WRITTEN PROBLEM
Tally the lines holding "JSON" and state only that figure.

RECORDS SHOWN
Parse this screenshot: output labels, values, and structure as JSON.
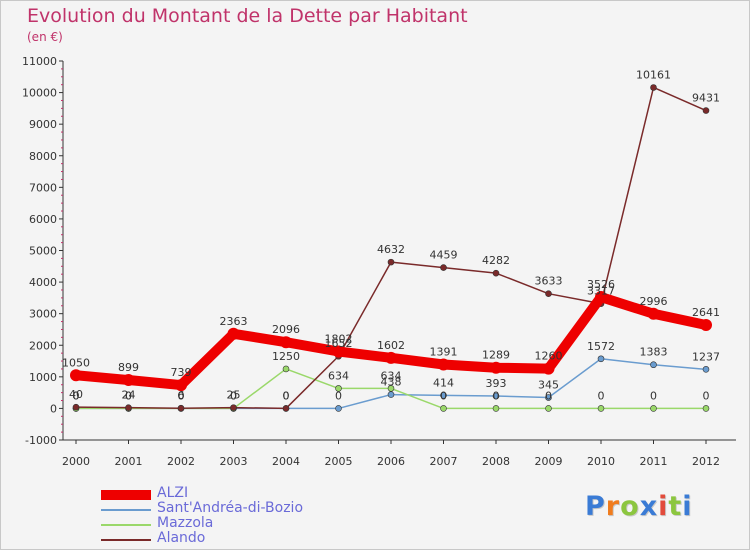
{
  "title": "Evolution du Montant de la Dette par Habitant",
  "subtitle": "(en €)",
  "brand": {
    "text": "Proxiti",
    "letter_colors": [
      "#3a7bd5",
      "#f07c1e",
      "#8cc63f",
      "#3a7bd5",
      "#e24b3b",
      "#8cc63f",
      "#3a7bd5"
    ]
  },
  "chart_data": {
    "type": "line",
    "title": "Evolution du Montant de la Dette par Habitant",
    "ylabel": "(en €)",
    "x": [
      "2000",
      "2001",
      "2002",
      "2003",
      "2004",
      "2005",
      "2006",
      "2007",
      "2008",
      "2009",
      "2010",
      "2011",
      "2012"
    ],
    "ylim": [
      -1000,
      11000
    ],
    "yticks": [
      -1000,
      0,
      1000,
      2000,
      3000,
      4000,
      5000,
      6000,
      7000,
      8000,
      9000,
      10000,
      11000
    ],
    "grid": false,
    "legend_position": "bottom-left",
    "series": [
      {
        "name": "ALZI",
        "color": "#ee0000",
        "values": [
          1050,
          899,
          739,
          2363,
          2096,
          1802,
          1602,
          1391,
          1289,
          1260,
          3526,
          2996,
          2641
        ]
      },
      {
        "name": "Sant'Andréa-di-Bozio",
        "color": "#6a9ccf",
        "values": [
          0,
          0,
          0,
          0,
          0,
          0,
          438,
          414,
          393,
          345,
          1572,
          1383,
          1237
        ]
      },
      {
        "name": "Mazzola",
        "color": "#9ad86a",
        "values": [
          0,
          0,
          0,
          0,
          1250,
          634,
          634,
          0,
          0,
          0,
          0,
          0,
          0
        ]
      },
      {
        "name": "Alando",
        "color": "#7a2a2a",
        "values": [
          40,
          24,
          6,
          25,
          0,
          1652,
          4632,
          4459,
          4282,
          3633,
          3317,
          10161,
          9431
        ]
      }
    ]
  }
}
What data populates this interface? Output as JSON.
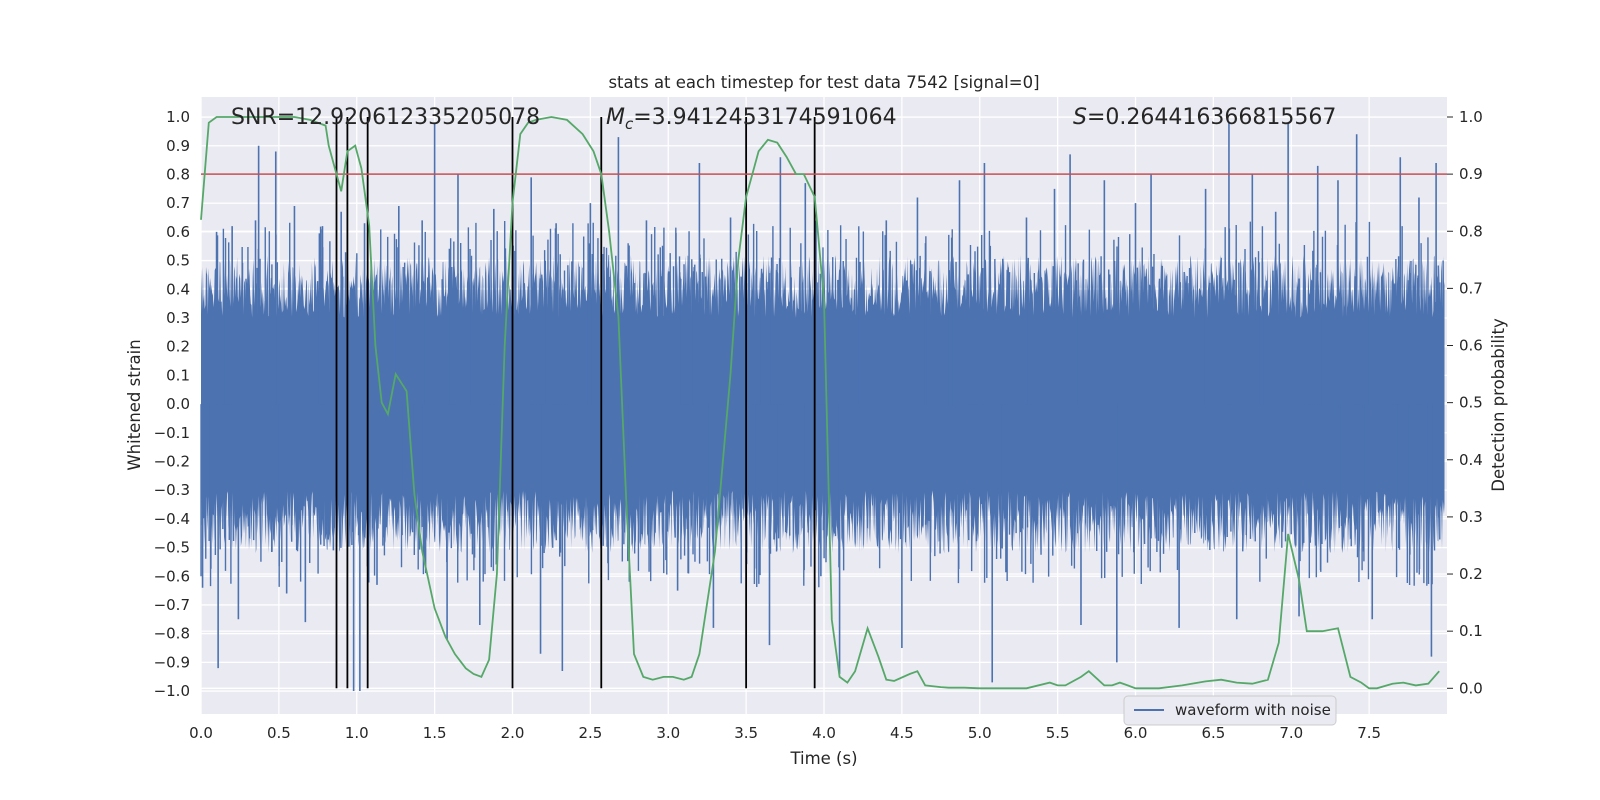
{
  "chart_data": {
    "type": "line",
    "title": "stats at each timestep for test data 7542 [signal=0]",
    "xlabel": "Time (s)",
    "ylabel_left": "Whitened strain",
    "ylabel_right": "Detection probability",
    "xlim": [
      0.0,
      8.0
    ],
    "ylim_left": [
      -1.08,
      1.07
    ],
    "ylim_right": [
      -0.045,
      1.035
    ],
    "x_ticks": [
      "0.0",
      "0.5",
      "1.0",
      "1.5",
      "2.0",
      "2.5",
      "3.0",
      "3.5",
      "4.0",
      "4.5",
      "5.0",
      "5.5",
      "6.0",
      "6.5",
      "7.0",
      "7.5"
    ],
    "y_left_ticks": [
      "1.0",
      "0.9",
      "0.8",
      "0.7",
      "0.6",
      "0.5",
      "0.4",
      "0.3",
      "0.2",
      "0.1",
      "0.0",
      "−0.1",
      "−0.2",
      "−0.3",
      "−0.4",
      "−0.5",
      "−0.6",
      "−0.7",
      "−0.8",
      "−0.9",
      "−1.0"
    ],
    "y_right_ticks": [
      "1.0",
      "0.9",
      "0.8",
      "0.7",
      "0.6",
      "0.5",
      "0.4",
      "0.3",
      "0.2",
      "0.1",
      "0.0"
    ],
    "annotations": {
      "snr": "SNR=12.920612335205078",
      "mc_symbol": "M",
      "mc_sub": "c",
      "mc_value": "=3.9412453174591064",
      "s_symbol": "S",
      "s_value": "=0.264416366815567"
    },
    "threshold": 0.9,
    "vertical_lines": [
      0.87,
      0.94,
      1.07,
      2.0,
      2.57,
      3.5,
      3.94
    ],
    "waveform_band": 0.4,
    "waveform_spikes": [
      [
        0.01,
        -0.64
      ],
      [
        0.1,
        0.6
      ],
      [
        0.11,
        -0.92
      ],
      [
        0.2,
        0.62
      ],
      [
        0.24,
        -0.75
      ],
      [
        0.35,
        0.64
      ],
      [
        0.37,
        0.9
      ],
      [
        0.48,
        0.88
      ],
      [
        0.55,
        -0.66
      ],
      [
        0.6,
        0.69
      ],
      [
        0.67,
        -0.76
      ],
      [
        0.78,
        0.62
      ],
      [
        0.85,
        -0.51
      ],
      [
        0.9,
        0.67
      ],
      [
        0.98,
        -1.0
      ],
      [
        1.02,
        -1.0
      ],
      [
        1.05,
        0.63
      ],
      [
        1.13,
        -0.63
      ],
      [
        1.27,
        0.69
      ],
      [
        1.42,
        0.64
      ],
      [
        1.5,
        0.98
      ],
      [
        1.58,
        -0.82
      ],
      [
        1.65,
        0.8
      ],
      [
        1.79,
        -0.77
      ],
      [
        1.88,
        0.68
      ],
      [
        2.12,
        0.79
      ],
      [
        2.18,
        -0.87
      ],
      [
        2.28,
        0.63
      ],
      [
        2.32,
        -0.93
      ],
      [
        2.5,
        0.7
      ],
      [
        2.68,
        0.93
      ],
      [
        2.86,
        0.64
      ],
      [
        3.06,
        -0.65
      ],
      [
        3.2,
        0.84
      ],
      [
        3.29,
        -0.78
      ],
      [
        3.4,
        0.65
      ],
      [
        3.65,
        -0.84
      ],
      [
        3.72,
        0.86
      ],
      [
        3.88,
        0.77
      ],
      [
        3.98,
        -0.6
      ],
      [
        4.1,
        -0.94
      ],
      [
        4.4,
        0.64
      ],
      [
        4.5,
        -0.85
      ],
      [
        4.6,
        0.72
      ],
      [
        4.82,
        0.58
      ],
      [
        4.87,
        0.78
      ],
      [
        5.03,
        0.84
      ],
      [
        5.08,
        -0.97
      ],
      [
        5.3,
        0.65
      ],
      [
        5.48,
        0.75
      ],
      [
        5.58,
        0.87
      ],
      [
        5.65,
        -0.77
      ],
      [
        5.8,
        0.78
      ],
      [
        5.88,
        -0.9
      ],
      [
        6.0,
        0.7
      ],
      [
        6.1,
        0.8
      ],
      [
        6.28,
        -0.78
      ],
      [
        6.45,
        0.75
      ],
      [
        6.6,
        0.98
      ],
      [
        6.65,
        -0.75
      ],
      [
        6.75,
        0.8
      ],
      [
        6.9,
        0.67
      ],
      [
        6.98,
        0.98
      ],
      [
        7.05,
        -0.74
      ],
      [
        7.17,
        0.83
      ],
      [
        7.3,
        0.78
      ],
      [
        7.42,
        0.94
      ],
      [
        7.52,
        -0.75
      ],
      [
        7.7,
        0.86
      ],
      [
        7.82,
        0.72
      ],
      [
        7.9,
        -0.88
      ],
      [
        7.93,
        0.84
      ]
    ],
    "probability_series": {
      "name": "detection probability",
      "color": "#55a868",
      "x": [
        0.0,
        0.05,
        0.1,
        0.2,
        0.3,
        0.5,
        0.6,
        0.7,
        0.8,
        0.82,
        0.86,
        0.9,
        0.94,
        0.99,
        1.03,
        1.08,
        1.12,
        1.16,
        1.2,
        1.25,
        1.32,
        1.37,
        1.42,
        1.5,
        1.57,
        1.63,
        1.7,
        1.75,
        1.8,
        1.85,
        1.9,
        1.95,
        2.0,
        2.05,
        2.1,
        2.15,
        2.25,
        2.35,
        2.45,
        2.52,
        2.57,
        2.62,
        2.68,
        2.73,
        2.78,
        2.84,
        2.9,
        2.97,
        3.03,
        3.1,
        3.15,
        3.2,
        3.3,
        3.4,
        3.45,
        3.5,
        3.58,
        3.64,
        3.7,
        3.76,
        3.82,
        3.87,
        3.94,
        4.0,
        4.05,
        4.1,
        4.15,
        4.2,
        4.28,
        4.35,
        4.4,
        4.45,
        4.55,
        4.6,
        4.65,
        4.75,
        4.8,
        4.9,
        5.0,
        5.1,
        5.3,
        5.45,
        5.5,
        5.55,
        5.65,
        5.7,
        5.8,
        5.85,
        5.9,
        5.95,
        6.0,
        6.05,
        6.1,
        6.15,
        6.3,
        6.45,
        6.55,
        6.65,
        6.75,
        6.85,
        6.92,
        6.98,
        7.05,
        7.1,
        7.2,
        7.3,
        7.38,
        7.45,
        7.5,
        7.55,
        7.65,
        7.72,
        7.8,
        7.88,
        7.95
      ],
      "values": [
        0.82,
        0.99,
        1.0,
        1.0,
        1.0,
        1.0,
        1.0,
        0.995,
        0.985,
        0.95,
        0.91,
        0.87,
        0.94,
        0.95,
        0.91,
        0.81,
        0.6,
        0.5,
        0.48,
        0.55,
        0.52,
        0.34,
        0.24,
        0.14,
        0.09,
        0.06,
        0.035,
        0.025,
        0.02,
        0.05,
        0.2,
        0.6,
        0.85,
        0.97,
        0.99,
        0.995,
        1.0,
        0.995,
        0.97,
        0.94,
        0.9,
        0.8,
        0.65,
        0.33,
        0.06,
        0.02,
        0.015,
        0.02,
        0.02,
        0.015,
        0.02,
        0.06,
        0.24,
        0.55,
        0.75,
        0.86,
        0.94,
        0.96,
        0.955,
        0.93,
        0.9,
        0.9,
        0.86,
        0.68,
        0.12,
        0.02,
        0.01,
        0.03,
        0.105,
        0.055,
        0.015,
        0.013,
        0.025,
        0.03,
        0.005,
        0.002,
        0.001,
        0.001,
        0.0,
        0.0,
        0.0,
        0.01,
        0.005,
        0.005,
        0.02,
        0.03,
        0.005,
        0.005,
        0.01,
        0.005,
        0.0,
        0.0,
        0.0,
        0.0,
        0.005,
        0.012,
        0.015,
        0.01,
        0.008,
        0.015,
        0.08,
        0.27,
        0.19,
        0.1,
        0.1,
        0.105,
        0.02,
        0.01,
        0.0,
        0.0,
        0.008,
        0.01,
        0.005,
        0.008,
        0.03
      ]
    },
    "threshold_color": "#c44e52",
    "waveform_color": "#4c72b0",
    "vertical_line_color": "#000000",
    "legend": [
      {
        "label": "waveform with noise",
        "color": "#4c72b0"
      }
    ]
  }
}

FINAL ANSWER
2